→ **Short exercise 1**
Reproduce the placement warrants agreement passage below in full, word for word.

--- BEGIN Quoted passage ---

5.3 The Placement Warrants are being acquired for such Purchasers own account and not with a view to, or for resale in connection with, any distribution or public offering thereof within the meaning of the Securities Act. Each Purchaser shall not engage in hedging transactions with regard to the Placement Warrants and the underlying securities unless in compliance with the Securities Act.
5.4 Each Purchaser has the full right, power and authority to enter into this Agreement and this Agreement is a valid and legally binding obligation of such Purchaser enforceable against such Purchaser in accordance with its terms.
5.5 Each Purchaser understands that no United States federal or state agency or any other government or governmental agency has passed on or made any recommendation or endorsement of the securities or the fairness or suitability of the investment in the securities nor have such authorities passed upon or endorsed the merits of the offering of the securities.
6. Registration Rights. The Purchasers (and their assignees and transferees) shall have registration rights pursuant to the Registration Rights Agreement to be entered into on the date which the SEC declares the Registration Statement effective, by and among the Company and the investors listed on the signature page thereto. If the Company does not complete a Business Combination, or if the Company is unable to deliver registered shares of common stock to a Purchaser pursuant to the Registration Rights Agreement upon exercise of the Placement Warrants during the exercise period therefor, there will be no cash settlement of the Placement Warrants and the Placement Warrants will expire worthless.
7. Escrow. Upon consummation of the IPO, the holders of the Placement Warrants shall enter into a securities escrow agreement with Continental Stock Transfer & Trust Company, whereby the Placement Warrants shall be held in escrow until (i) the later of one (1) year following the effective date of the Registration Statement and 60 days after the consummation a Business Combination or (ii) liquidation of the Company.

--- END Quoted passage ---
--- BEGIN Task material ---

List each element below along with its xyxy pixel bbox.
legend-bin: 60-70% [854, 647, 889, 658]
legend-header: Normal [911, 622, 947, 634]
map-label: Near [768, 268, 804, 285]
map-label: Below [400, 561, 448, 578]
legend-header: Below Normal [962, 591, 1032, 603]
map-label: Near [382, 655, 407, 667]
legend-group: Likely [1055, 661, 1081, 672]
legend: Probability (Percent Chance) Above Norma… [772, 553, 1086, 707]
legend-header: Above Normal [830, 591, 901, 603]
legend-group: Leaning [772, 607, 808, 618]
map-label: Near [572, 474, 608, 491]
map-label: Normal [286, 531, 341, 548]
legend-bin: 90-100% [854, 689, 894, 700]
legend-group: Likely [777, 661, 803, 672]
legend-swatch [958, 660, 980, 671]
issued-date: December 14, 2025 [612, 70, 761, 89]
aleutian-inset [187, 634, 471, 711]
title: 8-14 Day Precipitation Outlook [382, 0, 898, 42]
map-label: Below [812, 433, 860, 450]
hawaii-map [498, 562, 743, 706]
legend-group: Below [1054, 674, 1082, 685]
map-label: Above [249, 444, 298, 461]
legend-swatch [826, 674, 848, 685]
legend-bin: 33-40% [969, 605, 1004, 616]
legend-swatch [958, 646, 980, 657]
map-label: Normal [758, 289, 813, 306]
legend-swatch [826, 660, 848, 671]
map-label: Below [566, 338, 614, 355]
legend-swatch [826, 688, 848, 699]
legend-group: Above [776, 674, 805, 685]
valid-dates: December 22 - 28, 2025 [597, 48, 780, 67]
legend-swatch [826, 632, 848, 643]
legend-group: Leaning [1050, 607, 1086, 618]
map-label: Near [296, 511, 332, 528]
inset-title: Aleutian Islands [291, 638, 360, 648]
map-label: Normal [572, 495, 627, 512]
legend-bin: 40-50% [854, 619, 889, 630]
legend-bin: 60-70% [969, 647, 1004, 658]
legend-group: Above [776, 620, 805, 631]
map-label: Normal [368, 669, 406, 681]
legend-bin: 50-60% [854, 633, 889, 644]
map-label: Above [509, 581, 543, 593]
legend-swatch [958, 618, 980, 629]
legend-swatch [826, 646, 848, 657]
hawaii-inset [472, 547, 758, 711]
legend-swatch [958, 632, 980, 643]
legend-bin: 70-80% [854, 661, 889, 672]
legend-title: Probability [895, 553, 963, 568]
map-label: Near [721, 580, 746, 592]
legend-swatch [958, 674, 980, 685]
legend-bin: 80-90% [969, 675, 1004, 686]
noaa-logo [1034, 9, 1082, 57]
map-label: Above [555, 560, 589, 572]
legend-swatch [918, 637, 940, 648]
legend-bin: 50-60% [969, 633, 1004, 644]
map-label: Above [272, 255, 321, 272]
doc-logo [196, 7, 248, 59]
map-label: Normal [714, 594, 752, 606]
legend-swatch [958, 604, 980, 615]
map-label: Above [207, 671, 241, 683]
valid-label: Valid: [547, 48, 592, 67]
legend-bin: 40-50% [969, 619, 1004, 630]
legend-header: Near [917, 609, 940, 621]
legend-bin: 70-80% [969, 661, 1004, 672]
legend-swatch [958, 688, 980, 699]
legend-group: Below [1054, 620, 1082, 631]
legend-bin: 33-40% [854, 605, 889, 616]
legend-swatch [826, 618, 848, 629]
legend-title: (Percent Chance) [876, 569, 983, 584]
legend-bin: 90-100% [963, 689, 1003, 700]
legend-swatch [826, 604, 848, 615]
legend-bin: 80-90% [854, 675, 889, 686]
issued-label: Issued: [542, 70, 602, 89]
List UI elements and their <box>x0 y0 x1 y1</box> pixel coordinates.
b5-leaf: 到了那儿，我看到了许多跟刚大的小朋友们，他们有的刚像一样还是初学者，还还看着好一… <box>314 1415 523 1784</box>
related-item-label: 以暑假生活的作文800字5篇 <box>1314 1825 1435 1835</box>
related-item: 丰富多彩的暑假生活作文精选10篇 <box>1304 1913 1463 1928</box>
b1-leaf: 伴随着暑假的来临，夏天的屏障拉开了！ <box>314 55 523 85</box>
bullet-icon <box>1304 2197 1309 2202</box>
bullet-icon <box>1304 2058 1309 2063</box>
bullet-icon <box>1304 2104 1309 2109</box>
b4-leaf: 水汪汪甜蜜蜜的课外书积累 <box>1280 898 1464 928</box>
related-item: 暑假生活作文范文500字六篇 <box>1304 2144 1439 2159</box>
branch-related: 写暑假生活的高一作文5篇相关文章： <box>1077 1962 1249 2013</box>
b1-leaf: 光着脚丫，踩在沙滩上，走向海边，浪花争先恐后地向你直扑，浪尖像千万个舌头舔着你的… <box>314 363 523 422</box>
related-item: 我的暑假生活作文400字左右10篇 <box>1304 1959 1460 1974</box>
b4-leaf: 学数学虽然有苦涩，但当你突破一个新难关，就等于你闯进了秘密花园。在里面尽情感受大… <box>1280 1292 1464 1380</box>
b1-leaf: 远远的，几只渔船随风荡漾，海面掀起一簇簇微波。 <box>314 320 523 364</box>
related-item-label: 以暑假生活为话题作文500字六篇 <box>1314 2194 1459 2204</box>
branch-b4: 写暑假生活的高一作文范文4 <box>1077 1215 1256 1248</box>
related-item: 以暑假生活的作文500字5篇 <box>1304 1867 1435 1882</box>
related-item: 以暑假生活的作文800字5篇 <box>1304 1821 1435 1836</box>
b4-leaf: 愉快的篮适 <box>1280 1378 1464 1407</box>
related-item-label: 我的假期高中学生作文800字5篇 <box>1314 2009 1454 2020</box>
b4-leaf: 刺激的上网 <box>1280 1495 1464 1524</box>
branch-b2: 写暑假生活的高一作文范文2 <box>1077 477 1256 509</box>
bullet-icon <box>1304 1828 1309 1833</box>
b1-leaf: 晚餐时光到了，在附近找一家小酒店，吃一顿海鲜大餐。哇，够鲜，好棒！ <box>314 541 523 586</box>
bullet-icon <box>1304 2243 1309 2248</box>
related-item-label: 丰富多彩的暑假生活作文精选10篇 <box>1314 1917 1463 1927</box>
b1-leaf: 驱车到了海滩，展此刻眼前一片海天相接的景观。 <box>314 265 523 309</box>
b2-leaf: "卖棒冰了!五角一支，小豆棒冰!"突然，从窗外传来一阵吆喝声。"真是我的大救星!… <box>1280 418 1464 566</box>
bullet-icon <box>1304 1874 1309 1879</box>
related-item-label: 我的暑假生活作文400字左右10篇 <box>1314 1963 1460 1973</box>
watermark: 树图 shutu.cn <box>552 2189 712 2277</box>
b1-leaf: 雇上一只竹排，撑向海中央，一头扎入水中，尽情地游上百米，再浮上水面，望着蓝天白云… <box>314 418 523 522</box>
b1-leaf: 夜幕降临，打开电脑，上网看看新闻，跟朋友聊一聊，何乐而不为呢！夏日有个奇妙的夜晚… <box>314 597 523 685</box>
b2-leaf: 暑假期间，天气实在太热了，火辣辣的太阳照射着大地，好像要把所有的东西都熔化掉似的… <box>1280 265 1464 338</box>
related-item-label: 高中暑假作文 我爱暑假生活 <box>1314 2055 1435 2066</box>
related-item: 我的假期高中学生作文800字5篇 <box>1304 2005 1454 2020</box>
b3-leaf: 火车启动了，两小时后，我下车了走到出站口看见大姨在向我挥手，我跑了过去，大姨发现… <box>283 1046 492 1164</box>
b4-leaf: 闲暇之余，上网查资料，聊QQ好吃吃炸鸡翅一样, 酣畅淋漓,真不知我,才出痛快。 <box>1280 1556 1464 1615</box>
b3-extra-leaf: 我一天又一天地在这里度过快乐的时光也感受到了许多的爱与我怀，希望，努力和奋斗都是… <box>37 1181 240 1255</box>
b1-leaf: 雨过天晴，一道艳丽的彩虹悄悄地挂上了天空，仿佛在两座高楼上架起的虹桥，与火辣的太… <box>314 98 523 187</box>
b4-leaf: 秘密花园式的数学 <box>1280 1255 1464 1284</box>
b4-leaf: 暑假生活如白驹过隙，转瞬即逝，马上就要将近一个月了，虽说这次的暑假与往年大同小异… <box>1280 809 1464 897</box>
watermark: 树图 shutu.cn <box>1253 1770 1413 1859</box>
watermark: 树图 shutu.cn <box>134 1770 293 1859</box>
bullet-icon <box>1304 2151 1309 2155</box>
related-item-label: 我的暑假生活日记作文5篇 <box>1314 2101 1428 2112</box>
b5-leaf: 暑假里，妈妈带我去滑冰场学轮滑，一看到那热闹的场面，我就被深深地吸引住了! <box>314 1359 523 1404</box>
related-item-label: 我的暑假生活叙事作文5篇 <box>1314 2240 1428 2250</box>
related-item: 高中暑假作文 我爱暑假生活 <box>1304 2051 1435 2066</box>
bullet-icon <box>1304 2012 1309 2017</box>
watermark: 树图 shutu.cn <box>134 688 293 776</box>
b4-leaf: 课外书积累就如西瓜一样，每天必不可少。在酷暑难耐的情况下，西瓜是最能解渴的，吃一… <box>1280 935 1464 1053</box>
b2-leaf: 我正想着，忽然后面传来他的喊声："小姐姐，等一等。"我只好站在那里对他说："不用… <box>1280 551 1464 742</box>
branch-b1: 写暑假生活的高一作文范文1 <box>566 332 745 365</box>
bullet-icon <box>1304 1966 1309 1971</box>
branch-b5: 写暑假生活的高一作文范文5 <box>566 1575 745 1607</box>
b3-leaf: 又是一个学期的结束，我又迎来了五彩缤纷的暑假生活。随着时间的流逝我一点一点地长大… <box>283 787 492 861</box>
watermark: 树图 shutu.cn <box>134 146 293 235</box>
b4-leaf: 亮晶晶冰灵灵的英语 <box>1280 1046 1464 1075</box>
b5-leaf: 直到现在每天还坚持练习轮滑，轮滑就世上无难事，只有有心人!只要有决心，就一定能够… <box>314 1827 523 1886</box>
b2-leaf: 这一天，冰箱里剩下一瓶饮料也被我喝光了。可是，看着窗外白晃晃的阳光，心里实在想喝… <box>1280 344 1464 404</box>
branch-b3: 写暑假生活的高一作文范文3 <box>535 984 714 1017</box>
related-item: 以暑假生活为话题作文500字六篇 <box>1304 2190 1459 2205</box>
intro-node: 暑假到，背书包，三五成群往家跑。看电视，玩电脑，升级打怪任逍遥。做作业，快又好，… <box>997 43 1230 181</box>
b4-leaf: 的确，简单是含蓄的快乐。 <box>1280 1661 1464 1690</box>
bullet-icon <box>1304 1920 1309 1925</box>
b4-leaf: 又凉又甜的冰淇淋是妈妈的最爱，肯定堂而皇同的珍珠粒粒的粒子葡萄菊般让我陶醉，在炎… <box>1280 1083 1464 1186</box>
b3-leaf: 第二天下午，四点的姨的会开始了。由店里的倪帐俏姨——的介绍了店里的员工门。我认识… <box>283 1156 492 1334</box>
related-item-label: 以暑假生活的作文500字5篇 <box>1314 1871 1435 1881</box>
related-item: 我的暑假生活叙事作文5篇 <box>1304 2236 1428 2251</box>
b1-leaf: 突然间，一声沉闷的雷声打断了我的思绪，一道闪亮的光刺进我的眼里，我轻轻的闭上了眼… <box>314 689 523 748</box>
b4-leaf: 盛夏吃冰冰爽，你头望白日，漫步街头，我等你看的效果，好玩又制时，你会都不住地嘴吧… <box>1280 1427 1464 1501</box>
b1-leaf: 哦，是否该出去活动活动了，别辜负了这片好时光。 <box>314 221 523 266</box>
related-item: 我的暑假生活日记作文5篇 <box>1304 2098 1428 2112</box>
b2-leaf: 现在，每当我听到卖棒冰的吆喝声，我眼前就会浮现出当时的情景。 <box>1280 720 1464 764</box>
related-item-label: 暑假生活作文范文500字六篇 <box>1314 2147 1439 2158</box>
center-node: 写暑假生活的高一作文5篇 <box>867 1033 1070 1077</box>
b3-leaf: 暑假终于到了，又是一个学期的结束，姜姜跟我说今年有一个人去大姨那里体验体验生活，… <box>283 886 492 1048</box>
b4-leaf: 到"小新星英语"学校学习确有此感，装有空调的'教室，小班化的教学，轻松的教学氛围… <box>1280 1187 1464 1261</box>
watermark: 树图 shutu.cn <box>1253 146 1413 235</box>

--- END Task material ---

→ **Short exercise 2**
Write out the listing from its first line through the line that has "map-label: Near [572, 474, 608, 491]", including both of those lines, and nothing else.

→ **Finished answer 1**
5.3 The Placement Warrants are being acquired for such Purchasers own account and not with a view to, or for resale in connection with, any distribution or public offering thereof within the meaning of the Securities Act. Each Purchaser shall not engage in hedging transactions with regard to the Placement Warrants and the underlying securities unless in compliance with the Securities Act.
5.4 Each Purchaser has the full right, power and authority to enter into this Agreement and this Agreement is a valid and legally binding obligation of such Purchaser enforceable against such Purchaser in accordance with its terms.
5.5 Each Purchaser understands that no United States federal or state agency or any other government or governmental agency has passed on or made any recommendation or endorsement of the securities or the fairness or suitability of the investment in the securities nor have such authorities passed upon or endorsed the merits of the offering of the securities.
6. Registration Rights. The Purchasers (and their assignees and transferees) shall have registration rights pursuant to the Registration Rights Agreement to be entered into on the date which the SEC declares the Registration Statement effective, by and among the Company and the investors listed on the signature page thereto. If the Company does not complete a Business Combination, or if the Company is unable to deliver registered shares of common stock to a Purchaser pursuant to the Registration Rights Agreement upon exercise of the Placement Warrants during the exercise period therefor, there will be no cash settlement of the Placement Warrants and the Placement Warrants will expire worthless.
7. Escrow. Upon consummation of the IPO, the holders of the Placement Warrants shall enter into a securities escrow agreement with Continental Stock Transfer & Trust Company, whereby the Placement Warrants shall be held in escrow until (i) the later of one (1) year following the effective date of the Registration Statement and 60 days after the consummation a Business Combination or (ii) liquidation of the Company.

→ **Finished answer 2**
List each element below along with its xyxy pixel bbox.
legend-bin: 60-70% [854, 647, 889, 658]
legend-header: Normal [911, 622, 947, 634]
map-label: Near [768, 268, 804, 285]
map-label: Below [400, 561, 448, 578]
legend-header: Below Normal [962, 591, 1032, 603]
map-label: Near [382, 655, 407, 667]
legend-group: Likely [1055, 661, 1081, 672]
legend: Probability (Percent Chance) Above Norma… [772, 553, 1086, 707]
legend-header: Above Normal [830, 591, 901, 603]
legend-group: Leaning [772, 607, 808, 618]
map-label: Near [572, 474, 608, 491]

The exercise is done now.